■ What you will do
Repeat each entry as written, dropping any picture you find.

■ Source records
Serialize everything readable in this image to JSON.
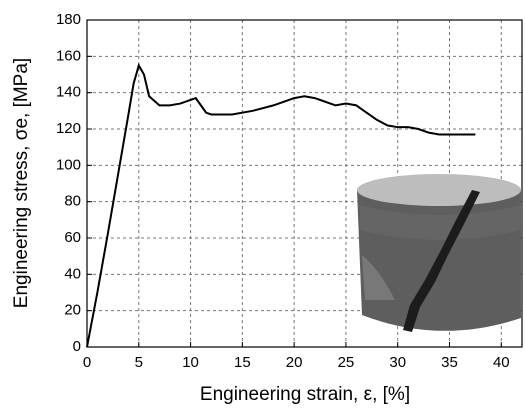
{
  "chart_data": {
    "type": "line",
    "xlabel": "Engineering strain, ε, [%]",
    "ylabel": "Engineering stress, σe, [MPa]",
    "x": [
      0,
      1,
      2,
      3,
      4,
      4.5,
      5,
      5.5,
      6,
      7,
      8,
      9,
      10,
      10.5,
      11,
      11.5,
      12,
      14,
      16,
      18,
      20,
      21,
      22,
      23,
      24,
      25,
      26,
      27,
      28,
      29,
      30,
      31,
      32,
      33,
      34,
      35,
      37.5
    ],
    "series": [
      {
        "color": "#000000",
        "values": [
          0,
          30,
          62,
          95,
          128,
          145,
          155,
          150,
          138,
          133,
          133,
          134,
          136,
          137,
          133,
          129,
          128,
          128,
          130,
          133,
          137,
          138,
          137,
          135,
          133,
          134,
          133,
          129,
          125,
          122,
          121,
          121,
          120,
          118,
          117,
          117,
          117
        ]
      }
    ],
    "xlim": [
      0,
      42
    ],
    "xticks": [
      0,
      5,
      10,
      15,
      20,
      25,
      30,
      35,
      40
    ],
    "ylim": [
      0,
      180
    ],
    "yticks": [
      0,
      20,
      40,
      60,
      80,
      100,
      120,
      140,
      160,
      180
    ],
    "grid": true
  }
}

■ Complete response
Serialize everything readable in this image to JSON.
{
  "chart_data": {
    "type": "line",
    "xlabel": "Engineering strain, ε, [%]",
    "ylabel": "Engineering stress, σe, [MPa]",
    "x": [
      0,
      1,
      2,
      3,
      4,
      4.5,
      5,
      5.5,
      6,
      7,
      8,
      9,
      10,
      10.5,
      11,
      11.5,
      12,
      14,
      16,
      18,
      20,
      21,
      22,
      23,
      24,
      25,
      26,
      27,
      28,
      29,
      30,
      31,
      32,
      33,
      34,
      35,
      37.5
    ],
    "series": [
      {
        "color": "#000000",
        "values": [
          0,
          30,
          62,
          95,
          128,
          145,
          155,
          150,
          138,
          133,
          133,
          134,
          136,
          137,
          133,
          129,
          128,
          128,
          130,
          133,
          137,
          138,
          137,
          135,
          133,
          134,
          133,
          129,
          125,
          122,
          121,
          121,
          120,
          118,
          117,
          117,
          117
        ]
      }
    ],
    "xlim": [
      0,
      42
    ],
    "xticks": [
      0,
      5,
      10,
      15,
      20,
      25,
      30,
      35,
      40
    ],
    "ylim": [
      0,
      180
    ],
    "yticks": [
      0,
      20,
      40,
      60,
      80,
      100,
      120,
      140,
      160,
      180
    ],
    "grid": true
  }
}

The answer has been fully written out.